#### GIVEN DATA ####
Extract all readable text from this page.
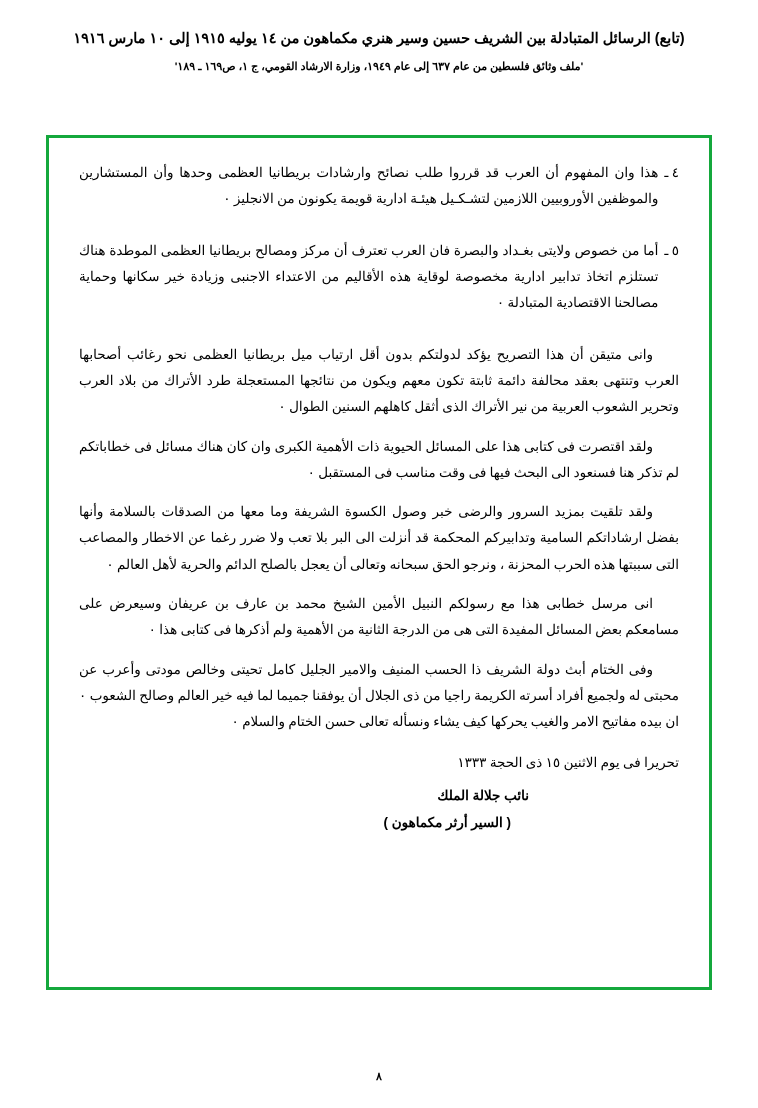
(تابع) الرسائل المتبادلة بين الشريف حسين وسير هنري مكماهون من ١٤ يوليه ١٩١٥ إلى ١٠ مارس ١٩١٦
'ملف وثائق فلسطين من عام ٦٣٧ إلى عام ١٩٤٩، وزارة الارشاد القومي، ج ١، ص١٦٩ ـ ١٨٩'
٤ ـ
هذا وان المفهوم أن العرب قد قرروا طلب نصائح وارشادات بريطانيا العظمى وحدها وأن المستشارين والموظفين الأوروبيين اللازمين لتشـكـيل هيئـة ادارية قويمة يكونون من الانجليز ٠
٥ ـ
أما من خصوص ولايتى بغـداد والبصرة فان العرب تعترف أن مركز ومصالح بريطانيا العظمى الموطدة هناك تستلزم اتخاذ تدابير ادارية مخصوصة لوقاية هذه الأقاليم من الاعتداء الاجنبى وزيادة خير سكانها وحماية مصالحنا الاقتصادية المتبادلة ٠
وانى متيقن أن هذا التصريح يؤكد لدولتكم بدون أقل ارتياب ميل بريطانيا العظمى نحو رغائب أصحابها العرب وتنتهى بعقد محالفة دائمة ثابتة تكون معهم ويكون من نتائجها المستعجلة طرد الأتراك من بلاد العرب وتحرير الشعوب العربية من نير الأتراك الذى أثقل كاهلهم السنين الطوال ٠
ولقد اقتصرت فى كتابى هذا على المسائل الحيوية ذات الأهمية الكبرى وان كان هناك مسائل فى خطاباتكم لم تذكر هنا فسنعود الى البحث فيها فى وقت مناسب فى المستقبل ٠
ولقد تلقيت بمزيد السرور والرضى خبر وصول الكسوة الشريفة وما معها من الصدقات بالسلامة وأنها بفضل ارشاداتكم السامية وتدابيركم المحكمة قد أنزلت الى البر بلا تعب ولا ضرر رغما عن الاخطار والمصاعب التى سببتها هذه الحرب المحزنة ، ونرجو الحق سبحانه وتعالى أن يعجل بالصلح الدائم والحرية لأهل العالم ٠
انى مرسل خطابى هذا مع رسولكم النبيل الأمين الشيخ محمد بن عارف بن عريفان وسيعرض على مسامعكم بعض المسائل المفيدة التى هى من الدرجة الثانية من الأهمية ولم أذكرها فى كتابى هذا ٠
وفى الختام أبث دولة الشريف ذا الحسب المنيف والامير الجليل كامل تحيتى وخالص مودتى وأعرب عن محبتى له ولجميع أفراد أسرته الكريمة راجيا من ذى الجلال أن يوفقنا جميما لما فيه خير العالم وصالح الشعوب ٠ ان بيده مفاتيح الامر والغيب يحركها كيف يشاء ونسأله تعالى حسن الختام والسلام ٠
تحريرا فى يوم الاثنين ١٥ ذى الحجة ١٣٣٣
نائب جلالة الملك
( السير أرثر مكماهون )
٨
####
## [WHAT YOU ARE ASKED TO DO]
What is the number of lines that hold the string "التى"? Reply with that number alone.

## [THE COMPLETED TASK]
2